:: Prompt ::
Your task is to repeat all of the data exactly while excluding the pictures.

##### Information given #####

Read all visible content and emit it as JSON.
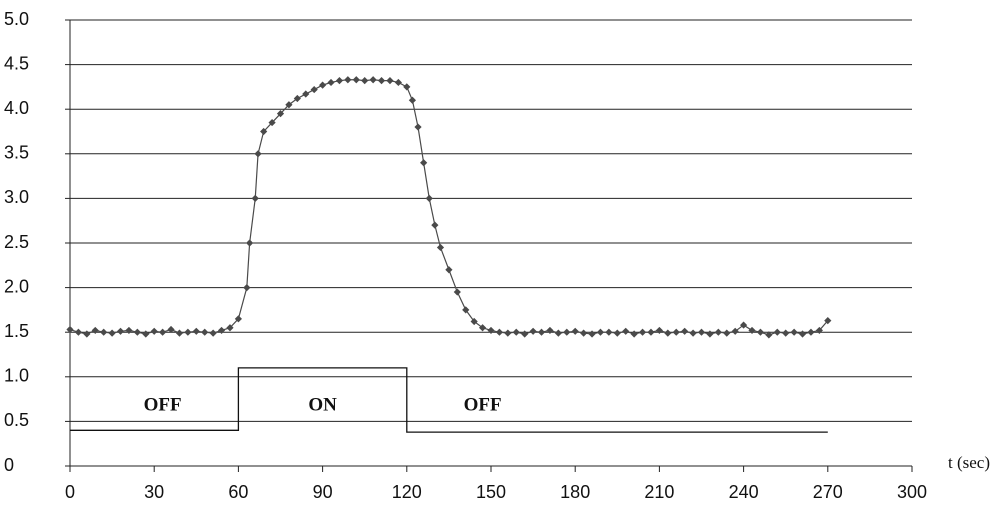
{
  "chart_data": {
    "type": "line",
    "x_label": "t (sec)",
    "xlim": [
      0,
      300
    ],
    "xticks": [
      0,
      30,
      60,
      90,
      120,
      150,
      180,
      210,
      240,
      270,
      300
    ],
    "ylim": [
      0,
      5
    ],
    "yticks": [
      0,
      0.5,
      {
        "value": 1,
        "label": "1.0"
      },
      1.5,
      {
        "value": 2,
        "label": "2.0"
      },
      2.5,
      {
        "value": 3,
        "label": "3.0"
      },
      3.5,
      {
        "value": 4,
        "label": "4.0"
      },
      4.5,
      {
        "value": 5,
        "label": "5.0"
      }
    ],
    "grid": true,
    "series": [
      {
        "color": "#4a4a4a",
        "markers": true,
        "x": [
          0,
          3,
          6,
          9,
          12,
          15,
          18,
          21,
          24,
          27,
          30,
          33,
          36,
          39,
          42,
          45,
          48,
          51,
          54,
          57,
          60,
          63,
          64,
          66,
          67,
          69,
          72,
          75,
          78,
          81,
          84,
          87,
          90,
          93,
          96,
          99,
          102,
          105,
          108,
          111,
          114,
          117,
          120,
          122,
          124,
          126,
          128,
          130,
          132,
          135,
          138,
          141,
          144,
          147,
          150,
          153,
          156,
          159,
          162,
          165,
          168,
          171,
          174,
          177,
          180,
          183,
          186,
          189,
          192,
          195,
          198,
          201,
          204,
          207,
          210,
          213,
          216,
          219,
          222,
          225,
          228,
          231,
          234,
          237,
          240,
          243,
          246,
          249,
          252,
          255,
          258,
          261,
          264,
          267,
          270
        ],
        "values": [
          1.53,
          1.5,
          1.48,
          1.52,
          1.5,
          1.49,
          1.51,
          1.52,
          1.5,
          1.48,
          1.51,
          1.5,
          1.53,
          1.49,
          1.5,
          1.51,
          1.5,
          1.49,
          1.52,
          1.55,
          1.65,
          2.0,
          2.5,
          3.0,
          3.5,
          3.75,
          3.85,
          3.95,
          4.05,
          4.12,
          4.17,
          4.22,
          4.27,
          4.3,
          4.32,
          4.33,
          4.33,
          4.32,
          4.33,
          4.32,
          4.32,
          4.3,
          4.25,
          4.1,
          3.8,
          3.4,
          3.0,
          2.7,
          2.45,
          2.2,
          1.95,
          1.75,
          1.62,
          1.55,
          1.52,
          1.5,
          1.49,
          1.5,
          1.48,
          1.51,
          1.5,
          1.52,
          1.49,
          1.5,
          1.51,
          1.49,
          1.48,
          1.5,
          1.5,
          1.49,
          1.51,
          1.48,
          1.5,
          1.5,
          1.52,
          1.49,
          1.5,
          1.51,
          1.49,
          1.5,
          1.48,
          1.5,
          1.49,
          1.51,
          1.58,
          1.52,
          1.5,
          1.47,
          1.5,
          1.49,
          1.5,
          1.48,
          1.5,
          1.52,
          1.63
        ]
      },
      {
        "color": "#111111",
        "markers": false,
        "x": [
          0,
          60,
          60,
          120,
          120,
          270
        ],
        "values": [
          0.4,
          0.4,
          1.1,
          1.1,
          0.38,
          0.38
        ]
      }
    ],
    "annotations": [
      {
        "text": "OFF",
        "x": 33,
        "y": 0.67
      },
      {
        "text": "ON",
        "x": 90,
        "y": 0.67
      },
      {
        "text": "OFF",
        "x": 147,
        "y": 0.67
      }
    ]
  }
}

#####

:: The reply ::
Read all visible content and emit it as JSON.
{
  "chart_data": {
    "type": "line",
    "x_label": "t (sec)",
    "xlim": [
      0,
      300
    ],
    "xticks": [
      0,
      30,
      60,
      90,
      120,
      150,
      180,
      210,
      240,
      270,
      300
    ],
    "ylim": [
      0,
      5
    ],
    "yticks": [
      0,
      0.5,
      {
        "value": 1,
        "label": "1.0"
      },
      1.5,
      {
        "value": 2,
        "label": "2.0"
      },
      2.5,
      {
        "value": 3,
        "label": "3.0"
      },
      3.5,
      {
        "value": 4,
        "label": "4.0"
      },
      4.5,
      {
        "value": 5,
        "label": "5.0"
      }
    ],
    "grid": true,
    "series": [
      {
        "color": "#4a4a4a",
        "markers": true,
        "x": [
          0,
          3,
          6,
          9,
          12,
          15,
          18,
          21,
          24,
          27,
          30,
          33,
          36,
          39,
          42,
          45,
          48,
          51,
          54,
          57,
          60,
          63,
          64,
          66,
          67,
          69,
          72,
          75,
          78,
          81,
          84,
          87,
          90,
          93,
          96,
          99,
          102,
          105,
          108,
          111,
          114,
          117,
          120,
          122,
          124,
          126,
          128,
          130,
          132,
          135,
          138,
          141,
          144,
          147,
          150,
          153,
          156,
          159,
          162,
          165,
          168,
          171,
          174,
          177,
          180,
          183,
          186,
          189,
          192,
          195,
          198,
          201,
          204,
          207,
          210,
          213,
          216,
          219,
          222,
          225,
          228,
          231,
          234,
          237,
          240,
          243,
          246,
          249,
          252,
          255,
          258,
          261,
          264,
          267,
          270
        ],
        "values": [
          1.53,
          1.5,
          1.48,
          1.52,
          1.5,
          1.49,
          1.51,
          1.52,
          1.5,
          1.48,
          1.51,
          1.5,
          1.53,
          1.49,
          1.5,
          1.51,
          1.5,
          1.49,
          1.52,
          1.55,
          1.65,
          2.0,
          2.5,
          3.0,
          3.5,
          3.75,
          3.85,
          3.95,
          4.05,
          4.12,
          4.17,
          4.22,
          4.27,
          4.3,
          4.32,
          4.33,
          4.33,
          4.32,
          4.33,
          4.32,
          4.32,
          4.3,
          4.25,
          4.1,
          3.8,
          3.4,
          3.0,
          2.7,
          2.45,
          2.2,
          1.95,
          1.75,
          1.62,
          1.55,
          1.52,
          1.5,
          1.49,
          1.5,
          1.48,
          1.51,
          1.5,
          1.52,
          1.49,
          1.5,
          1.51,
          1.49,
          1.48,
          1.5,
          1.5,
          1.49,
          1.51,
          1.48,
          1.5,
          1.5,
          1.52,
          1.49,
          1.5,
          1.51,
          1.49,
          1.5,
          1.48,
          1.5,
          1.49,
          1.51,
          1.58,
          1.52,
          1.5,
          1.47,
          1.5,
          1.49,
          1.5,
          1.48,
          1.5,
          1.52,
          1.63
        ]
      },
      {
        "color": "#111111",
        "markers": false,
        "x": [
          0,
          60,
          60,
          120,
          120,
          270
        ],
        "values": [
          0.4,
          0.4,
          1.1,
          1.1,
          0.38,
          0.38
        ]
      }
    ],
    "annotations": [
      {
        "text": "OFF",
        "x": 33,
        "y": 0.67
      },
      {
        "text": "ON",
        "x": 90,
        "y": 0.67
      },
      {
        "text": "OFF",
        "x": 147,
        "y": 0.67
      }
    ]
  }
}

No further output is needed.